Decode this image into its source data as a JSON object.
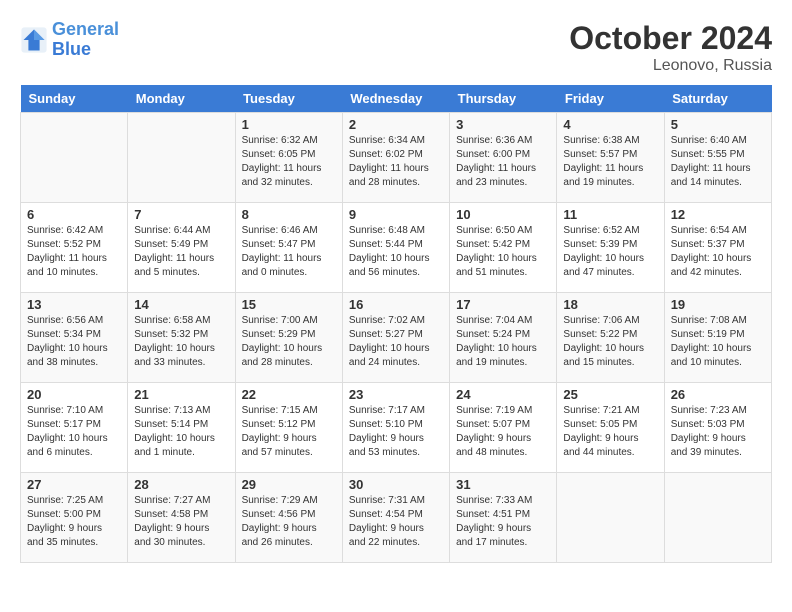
{
  "logo": {
    "line1": "General",
    "line2": "Blue"
  },
  "title": "October 2024",
  "location": "Leonovo, Russia",
  "weekdays": [
    "Sunday",
    "Monday",
    "Tuesday",
    "Wednesday",
    "Thursday",
    "Friday",
    "Saturday"
  ],
  "weeks": [
    [
      {
        "day": "",
        "sunrise": "",
        "sunset": "",
        "daylight": ""
      },
      {
        "day": "",
        "sunrise": "",
        "sunset": "",
        "daylight": ""
      },
      {
        "day": "1",
        "sunrise": "Sunrise: 6:32 AM",
        "sunset": "Sunset: 6:05 PM",
        "daylight": "Daylight: 11 hours and 32 minutes."
      },
      {
        "day": "2",
        "sunrise": "Sunrise: 6:34 AM",
        "sunset": "Sunset: 6:02 PM",
        "daylight": "Daylight: 11 hours and 28 minutes."
      },
      {
        "day": "3",
        "sunrise": "Sunrise: 6:36 AM",
        "sunset": "Sunset: 6:00 PM",
        "daylight": "Daylight: 11 hours and 23 minutes."
      },
      {
        "day": "4",
        "sunrise": "Sunrise: 6:38 AM",
        "sunset": "Sunset: 5:57 PM",
        "daylight": "Daylight: 11 hours and 19 minutes."
      },
      {
        "day": "5",
        "sunrise": "Sunrise: 6:40 AM",
        "sunset": "Sunset: 5:55 PM",
        "daylight": "Daylight: 11 hours and 14 minutes."
      }
    ],
    [
      {
        "day": "6",
        "sunrise": "Sunrise: 6:42 AM",
        "sunset": "Sunset: 5:52 PM",
        "daylight": "Daylight: 11 hours and 10 minutes."
      },
      {
        "day": "7",
        "sunrise": "Sunrise: 6:44 AM",
        "sunset": "Sunset: 5:49 PM",
        "daylight": "Daylight: 11 hours and 5 minutes."
      },
      {
        "day": "8",
        "sunrise": "Sunrise: 6:46 AM",
        "sunset": "Sunset: 5:47 PM",
        "daylight": "Daylight: 11 hours and 0 minutes."
      },
      {
        "day": "9",
        "sunrise": "Sunrise: 6:48 AM",
        "sunset": "Sunset: 5:44 PM",
        "daylight": "Daylight: 10 hours and 56 minutes."
      },
      {
        "day": "10",
        "sunrise": "Sunrise: 6:50 AM",
        "sunset": "Sunset: 5:42 PM",
        "daylight": "Daylight: 10 hours and 51 minutes."
      },
      {
        "day": "11",
        "sunrise": "Sunrise: 6:52 AM",
        "sunset": "Sunset: 5:39 PM",
        "daylight": "Daylight: 10 hours and 47 minutes."
      },
      {
        "day": "12",
        "sunrise": "Sunrise: 6:54 AM",
        "sunset": "Sunset: 5:37 PM",
        "daylight": "Daylight: 10 hours and 42 minutes."
      }
    ],
    [
      {
        "day": "13",
        "sunrise": "Sunrise: 6:56 AM",
        "sunset": "Sunset: 5:34 PM",
        "daylight": "Daylight: 10 hours and 38 minutes."
      },
      {
        "day": "14",
        "sunrise": "Sunrise: 6:58 AM",
        "sunset": "Sunset: 5:32 PM",
        "daylight": "Daylight: 10 hours and 33 minutes."
      },
      {
        "day": "15",
        "sunrise": "Sunrise: 7:00 AM",
        "sunset": "Sunset: 5:29 PM",
        "daylight": "Daylight: 10 hours and 28 minutes."
      },
      {
        "day": "16",
        "sunrise": "Sunrise: 7:02 AM",
        "sunset": "Sunset: 5:27 PM",
        "daylight": "Daylight: 10 hours and 24 minutes."
      },
      {
        "day": "17",
        "sunrise": "Sunrise: 7:04 AM",
        "sunset": "Sunset: 5:24 PM",
        "daylight": "Daylight: 10 hours and 19 minutes."
      },
      {
        "day": "18",
        "sunrise": "Sunrise: 7:06 AM",
        "sunset": "Sunset: 5:22 PM",
        "daylight": "Daylight: 10 hours and 15 minutes."
      },
      {
        "day": "19",
        "sunrise": "Sunrise: 7:08 AM",
        "sunset": "Sunset: 5:19 PM",
        "daylight": "Daylight: 10 hours and 10 minutes."
      }
    ],
    [
      {
        "day": "20",
        "sunrise": "Sunrise: 7:10 AM",
        "sunset": "Sunset: 5:17 PM",
        "daylight": "Daylight: 10 hours and 6 minutes."
      },
      {
        "day": "21",
        "sunrise": "Sunrise: 7:13 AM",
        "sunset": "Sunset: 5:14 PM",
        "daylight": "Daylight: 10 hours and 1 minute."
      },
      {
        "day": "22",
        "sunrise": "Sunrise: 7:15 AM",
        "sunset": "Sunset: 5:12 PM",
        "daylight": "Daylight: 9 hours and 57 minutes."
      },
      {
        "day": "23",
        "sunrise": "Sunrise: 7:17 AM",
        "sunset": "Sunset: 5:10 PM",
        "daylight": "Daylight: 9 hours and 53 minutes."
      },
      {
        "day": "24",
        "sunrise": "Sunrise: 7:19 AM",
        "sunset": "Sunset: 5:07 PM",
        "daylight": "Daylight: 9 hours and 48 minutes."
      },
      {
        "day": "25",
        "sunrise": "Sunrise: 7:21 AM",
        "sunset": "Sunset: 5:05 PM",
        "daylight": "Daylight: 9 hours and 44 minutes."
      },
      {
        "day": "26",
        "sunrise": "Sunrise: 7:23 AM",
        "sunset": "Sunset: 5:03 PM",
        "daylight": "Daylight: 9 hours and 39 minutes."
      }
    ],
    [
      {
        "day": "27",
        "sunrise": "Sunrise: 7:25 AM",
        "sunset": "Sunset: 5:00 PM",
        "daylight": "Daylight: 9 hours and 35 minutes."
      },
      {
        "day": "28",
        "sunrise": "Sunrise: 7:27 AM",
        "sunset": "Sunset: 4:58 PM",
        "daylight": "Daylight: 9 hours and 30 minutes."
      },
      {
        "day": "29",
        "sunrise": "Sunrise: 7:29 AM",
        "sunset": "Sunset: 4:56 PM",
        "daylight": "Daylight: 9 hours and 26 minutes."
      },
      {
        "day": "30",
        "sunrise": "Sunrise: 7:31 AM",
        "sunset": "Sunset: 4:54 PM",
        "daylight": "Daylight: 9 hours and 22 minutes."
      },
      {
        "day": "31",
        "sunrise": "Sunrise: 7:33 AM",
        "sunset": "Sunset: 4:51 PM",
        "daylight": "Daylight: 9 hours and 17 minutes."
      },
      {
        "day": "",
        "sunrise": "",
        "sunset": "",
        "daylight": ""
      },
      {
        "day": "",
        "sunrise": "",
        "sunset": "",
        "daylight": ""
      }
    ]
  ]
}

### Exercise description
All records should be output exactly, with the pictures left out.

### The answer
Decode this image into its source data as a JSON object.
{
  "logo": {
    "line1": "General",
    "line2": "Blue"
  },
  "title": "October 2024",
  "location": "Leonovo, Russia",
  "weekdays": [
    "Sunday",
    "Monday",
    "Tuesday",
    "Wednesday",
    "Thursday",
    "Friday",
    "Saturday"
  ],
  "weeks": [
    [
      {
        "day": "",
        "sunrise": "",
        "sunset": "",
        "daylight": ""
      },
      {
        "day": "",
        "sunrise": "",
        "sunset": "",
        "daylight": ""
      },
      {
        "day": "1",
        "sunrise": "Sunrise: 6:32 AM",
        "sunset": "Sunset: 6:05 PM",
        "daylight": "Daylight: 11 hours and 32 minutes."
      },
      {
        "day": "2",
        "sunrise": "Sunrise: 6:34 AM",
        "sunset": "Sunset: 6:02 PM",
        "daylight": "Daylight: 11 hours and 28 minutes."
      },
      {
        "day": "3",
        "sunrise": "Sunrise: 6:36 AM",
        "sunset": "Sunset: 6:00 PM",
        "daylight": "Daylight: 11 hours and 23 minutes."
      },
      {
        "day": "4",
        "sunrise": "Sunrise: 6:38 AM",
        "sunset": "Sunset: 5:57 PM",
        "daylight": "Daylight: 11 hours and 19 minutes."
      },
      {
        "day": "5",
        "sunrise": "Sunrise: 6:40 AM",
        "sunset": "Sunset: 5:55 PM",
        "daylight": "Daylight: 11 hours and 14 minutes."
      }
    ],
    [
      {
        "day": "6",
        "sunrise": "Sunrise: 6:42 AM",
        "sunset": "Sunset: 5:52 PM",
        "daylight": "Daylight: 11 hours and 10 minutes."
      },
      {
        "day": "7",
        "sunrise": "Sunrise: 6:44 AM",
        "sunset": "Sunset: 5:49 PM",
        "daylight": "Daylight: 11 hours and 5 minutes."
      },
      {
        "day": "8",
        "sunrise": "Sunrise: 6:46 AM",
        "sunset": "Sunset: 5:47 PM",
        "daylight": "Daylight: 11 hours and 0 minutes."
      },
      {
        "day": "9",
        "sunrise": "Sunrise: 6:48 AM",
        "sunset": "Sunset: 5:44 PM",
        "daylight": "Daylight: 10 hours and 56 minutes."
      },
      {
        "day": "10",
        "sunrise": "Sunrise: 6:50 AM",
        "sunset": "Sunset: 5:42 PM",
        "daylight": "Daylight: 10 hours and 51 minutes."
      },
      {
        "day": "11",
        "sunrise": "Sunrise: 6:52 AM",
        "sunset": "Sunset: 5:39 PM",
        "daylight": "Daylight: 10 hours and 47 minutes."
      },
      {
        "day": "12",
        "sunrise": "Sunrise: 6:54 AM",
        "sunset": "Sunset: 5:37 PM",
        "daylight": "Daylight: 10 hours and 42 minutes."
      }
    ],
    [
      {
        "day": "13",
        "sunrise": "Sunrise: 6:56 AM",
        "sunset": "Sunset: 5:34 PM",
        "daylight": "Daylight: 10 hours and 38 minutes."
      },
      {
        "day": "14",
        "sunrise": "Sunrise: 6:58 AM",
        "sunset": "Sunset: 5:32 PM",
        "daylight": "Daylight: 10 hours and 33 minutes."
      },
      {
        "day": "15",
        "sunrise": "Sunrise: 7:00 AM",
        "sunset": "Sunset: 5:29 PM",
        "daylight": "Daylight: 10 hours and 28 minutes."
      },
      {
        "day": "16",
        "sunrise": "Sunrise: 7:02 AM",
        "sunset": "Sunset: 5:27 PM",
        "daylight": "Daylight: 10 hours and 24 minutes."
      },
      {
        "day": "17",
        "sunrise": "Sunrise: 7:04 AM",
        "sunset": "Sunset: 5:24 PM",
        "daylight": "Daylight: 10 hours and 19 minutes."
      },
      {
        "day": "18",
        "sunrise": "Sunrise: 7:06 AM",
        "sunset": "Sunset: 5:22 PM",
        "daylight": "Daylight: 10 hours and 15 minutes."
      },
      {
        "day": "19",
        "sunrise": "Sunrise: 7:08 AM",
        "sunset": "Sunset: 5:19 PM",
        "daylight": "Daylight: 10 hours and 10 minutes."
      }
    ],
    [
      {
        "day": "20",
        "sunrise": "Sunrise: 7:10 AM",
        "sunset": "Sunset: 5:17 PM",
        "daylight": "Daylight: 10 hours and 6 minutes."
      },
      {
        "day": "21",
        "sunrise": "Sunrise: 7:13 AM",
        "sunset": "Sunset: 5:14 PM",
        "daylight": "Daylight: 10 hours and 1 minute."
      },
      {
        "day": "22",
        "sunrise": "Sunrise: 7:15 AM",
        "sunset": "Sunset: 5:12 PM",
        "daylight": "Daylight: 9 hours and 57 minutes."
      },
      {
        "day": "23",
        "sunrise": "Sunrise: 7:17 AM",
        "sunset": "Sunset: 5:10 PM",
        "daylight": "Daylight: 9 hours and 53 minutes."
      },
      {
        "day": "24",
        "sunrise": "Sunrise: 7:19 AM",
        "sunset": "Sunset: 5:07 PM",
        "daylight": "Daylight: 9 hours and 48 minutes."
      },
      {
        "day": "25",
        "sunrise": "Sunrise: 7:21 AM",
        "sunset": "Sunset: 5:05 PM",
        "daylight": "Daylight: 9 hours and 44 minutes."
      },
      {
        "day": "26",
        "sunrise": "Sunrise: 7:23 AM",
        "sunset": "Sunset: 5:03 PM",
        "daylight": "Daylight: 9 hours and 39 minutes."
      }
    ],
    [
      {
        "day": "27",
        "sunrise": "Sunrise: 7:25 AM",
        "sunset": "Sunset: 5:00 PM",
        "daylight": "Daylight: 9 hours and 35 minutes."
      },
      {
        "day": "28",
        "sunrise": "Sunrise: 7:27 AM",
        "sunset": "Sunset: 4:58 PM",
        "daylight": "Daylight: 9 hours and 30 minutes."
      },
      {
        "day": "29",
        "sunrise": "Sunrise: 7:29 AM",
        "sunset": "Sunset: 4:56 PM",
        "daylight": "Daylight: 9 hours and 26 minutes."
      },
      {
        "day": "30",
        "sunrise": "Sunrise: 7:31 AM",
        "sunset": "Sunset: 4:54 PM",
        "daylight": "Daylight: 9 hours and 22 minutes."
      },
      {
        "day": "31",
        "sunrise": "Sunrise: 7:33 AM",
        "sunset": "Sunset: 4:51 PM",
        "daylight": "Daylight: 9 hours and 17 minutes."
      },
      {
        "day": "",
        "sunrise": "",
        "sunset": "",
        "daylight": ""
      },
      {
        "day": "",
        "sunrise": "",
        "sunset": "",
        "daylight": ""
      }
    ]
  ]
}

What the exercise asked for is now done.